▶ _Document passage_:
[BEGIN]

The paper trail seized by the police offers a rare glimpse into the new and usually opaque world of post-Cold-War international arms brokers. It shows how a new generation of black market suppliers have helped turn the former Soviet bloc into a weapons warehouse for outlaw regimes, insurgencies, and terrorist groups.
In late 1997 and early 1998, planes laden with arms departed from the Ukraine and flew to Peshawar in Pakistan. From there, the materiel was trucked to the Taliban government in Kabul. During the 1990s, Iraq and Yugoslavia bought tens of millions of dollars worth of weapons with the help of black market suppliers based in Eastern Europe, despite being the objects of U.N. embargoes at the time. And while it’s difficult to trace back weapons shipments to their original supplier, U.S. government officials believe that black market arms find their way to weapons bazaars in places like Somalia, Pakistan, and Yemen, and from there are bought by terrorist groups.

[END]

▶ _Dataset entries_:
[BEGIN]

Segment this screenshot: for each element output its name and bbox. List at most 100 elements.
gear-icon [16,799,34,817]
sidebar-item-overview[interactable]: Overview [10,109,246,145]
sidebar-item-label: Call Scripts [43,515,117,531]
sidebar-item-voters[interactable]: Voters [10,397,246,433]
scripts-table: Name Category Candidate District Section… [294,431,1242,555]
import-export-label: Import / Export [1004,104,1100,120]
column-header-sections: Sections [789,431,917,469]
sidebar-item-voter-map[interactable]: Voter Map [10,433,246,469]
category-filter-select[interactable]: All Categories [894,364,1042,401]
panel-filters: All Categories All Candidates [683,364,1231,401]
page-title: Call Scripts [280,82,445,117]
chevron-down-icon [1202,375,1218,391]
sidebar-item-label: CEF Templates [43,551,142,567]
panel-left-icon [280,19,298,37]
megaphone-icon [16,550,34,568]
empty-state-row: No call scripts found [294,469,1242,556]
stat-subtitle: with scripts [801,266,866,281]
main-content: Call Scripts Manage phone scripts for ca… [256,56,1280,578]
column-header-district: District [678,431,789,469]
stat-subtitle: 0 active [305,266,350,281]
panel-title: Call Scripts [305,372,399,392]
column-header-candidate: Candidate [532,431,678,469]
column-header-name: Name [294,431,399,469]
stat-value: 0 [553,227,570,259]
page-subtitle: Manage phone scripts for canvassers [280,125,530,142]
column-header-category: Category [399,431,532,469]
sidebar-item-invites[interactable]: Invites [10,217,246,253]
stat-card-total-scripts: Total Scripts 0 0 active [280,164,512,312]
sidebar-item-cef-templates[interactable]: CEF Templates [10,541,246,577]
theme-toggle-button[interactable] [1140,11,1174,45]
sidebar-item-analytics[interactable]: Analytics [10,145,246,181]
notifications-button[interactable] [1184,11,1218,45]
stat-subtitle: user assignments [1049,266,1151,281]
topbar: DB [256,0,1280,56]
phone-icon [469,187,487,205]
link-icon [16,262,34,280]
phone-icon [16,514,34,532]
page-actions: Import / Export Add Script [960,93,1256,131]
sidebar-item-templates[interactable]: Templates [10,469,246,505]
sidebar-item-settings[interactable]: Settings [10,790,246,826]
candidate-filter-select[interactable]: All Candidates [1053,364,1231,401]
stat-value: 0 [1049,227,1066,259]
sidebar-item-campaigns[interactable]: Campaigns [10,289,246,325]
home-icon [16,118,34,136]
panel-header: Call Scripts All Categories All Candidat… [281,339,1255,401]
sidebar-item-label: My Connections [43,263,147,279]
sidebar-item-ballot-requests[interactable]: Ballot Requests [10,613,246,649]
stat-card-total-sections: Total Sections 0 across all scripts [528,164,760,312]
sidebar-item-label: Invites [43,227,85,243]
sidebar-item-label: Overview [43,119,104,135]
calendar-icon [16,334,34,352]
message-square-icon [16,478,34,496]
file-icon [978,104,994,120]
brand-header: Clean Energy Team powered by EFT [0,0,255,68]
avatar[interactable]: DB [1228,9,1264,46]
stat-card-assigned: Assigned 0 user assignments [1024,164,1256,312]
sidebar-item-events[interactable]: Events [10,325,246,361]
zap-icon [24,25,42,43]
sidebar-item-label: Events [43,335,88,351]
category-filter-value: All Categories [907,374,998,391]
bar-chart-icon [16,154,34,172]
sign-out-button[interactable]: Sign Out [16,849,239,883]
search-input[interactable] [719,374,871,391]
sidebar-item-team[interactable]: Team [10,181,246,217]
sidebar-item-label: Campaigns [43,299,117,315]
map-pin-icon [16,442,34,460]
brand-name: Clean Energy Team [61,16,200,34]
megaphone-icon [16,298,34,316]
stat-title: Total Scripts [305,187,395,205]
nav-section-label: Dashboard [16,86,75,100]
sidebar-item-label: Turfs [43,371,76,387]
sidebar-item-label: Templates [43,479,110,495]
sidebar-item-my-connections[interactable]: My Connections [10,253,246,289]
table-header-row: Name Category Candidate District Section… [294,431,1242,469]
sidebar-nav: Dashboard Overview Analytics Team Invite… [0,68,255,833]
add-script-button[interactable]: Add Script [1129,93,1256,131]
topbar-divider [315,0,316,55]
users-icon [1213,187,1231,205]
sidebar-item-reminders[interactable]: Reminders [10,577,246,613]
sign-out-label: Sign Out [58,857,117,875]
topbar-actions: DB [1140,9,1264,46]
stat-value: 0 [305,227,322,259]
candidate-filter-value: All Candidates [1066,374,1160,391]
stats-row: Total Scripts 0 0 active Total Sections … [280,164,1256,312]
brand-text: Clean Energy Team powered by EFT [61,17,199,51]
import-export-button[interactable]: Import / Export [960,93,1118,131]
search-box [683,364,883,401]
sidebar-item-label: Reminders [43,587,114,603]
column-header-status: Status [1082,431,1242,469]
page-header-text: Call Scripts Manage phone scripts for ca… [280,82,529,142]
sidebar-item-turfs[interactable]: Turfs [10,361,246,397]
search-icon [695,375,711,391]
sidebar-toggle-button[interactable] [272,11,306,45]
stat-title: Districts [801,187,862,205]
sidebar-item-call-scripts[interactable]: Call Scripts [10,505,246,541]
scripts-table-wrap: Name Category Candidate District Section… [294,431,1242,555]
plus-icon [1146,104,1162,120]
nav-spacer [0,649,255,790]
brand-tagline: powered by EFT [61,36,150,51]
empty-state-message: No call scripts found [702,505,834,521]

[END]

▶ _What to do_:
a) Answer these about the passage on post-Cold-War arms brokers:
(i) What does the paper trail seized by the police offer?
(ii) To which city did the arms-laden planes from the Ukraine fly?
(iii) Which two countries bought weapons during the 1990s while under U.N. embargoes?
b) In the passage on post-Cold-War arms brokers, switch "Peshawar" to "Quetta" and write out everything from "In late 1997" down to "by terrorist groups.".
c) Please pick up the passage on post-Cold-War arms brokers after its final sentence and continue it.

▶ _Results of the exercise_:
a)
(i) A rare glimpse into the new and usually opaque world of post-Cold-War international arms brokers.
(ii) Peshawar, in Pakistan.
(iii) Iraq and Yugoslavia.

b)
In late 1997 and early 1998, planes laden with arms departed from the Ukraine and flew to Quetta in Pakistan. From there, the materiel was trucked to the Taliban government in Kabul. During the 1990s, Iraq and Yugoslavia bought tens of millions of dollars worth of weapons with the help of black market suppliers based in Eastern Europe, despite being the objects of U.N. embargoes at the time. And while it’s difficult to trace back weapons shipments to their original supplier, U.S. government officials believe that black market arms find their way to weapons bazaars in places like Somalia, Pakistan, and Yemen, and from there are bought by terrorist groups.

c)
The primary destination of most of the illicit small arms is Africa, where eleven major conflicts (involving 32 countries) have erupted during the past decade. Among the bloodiest are those in Liberia and Sierra Leone, where tens of thousands of people have been killed, half a million have become refugees, and as many as two million have been displaced.
Italian authorities suspect that Minin may have ties to a number of other Eastern European gunrunners who have been arrested in their country over the past few years. “It’s important to stop this now because otherwise the problem could explode here,” says Walter Mapelli, the prosecutor who is preparing the case against Minin.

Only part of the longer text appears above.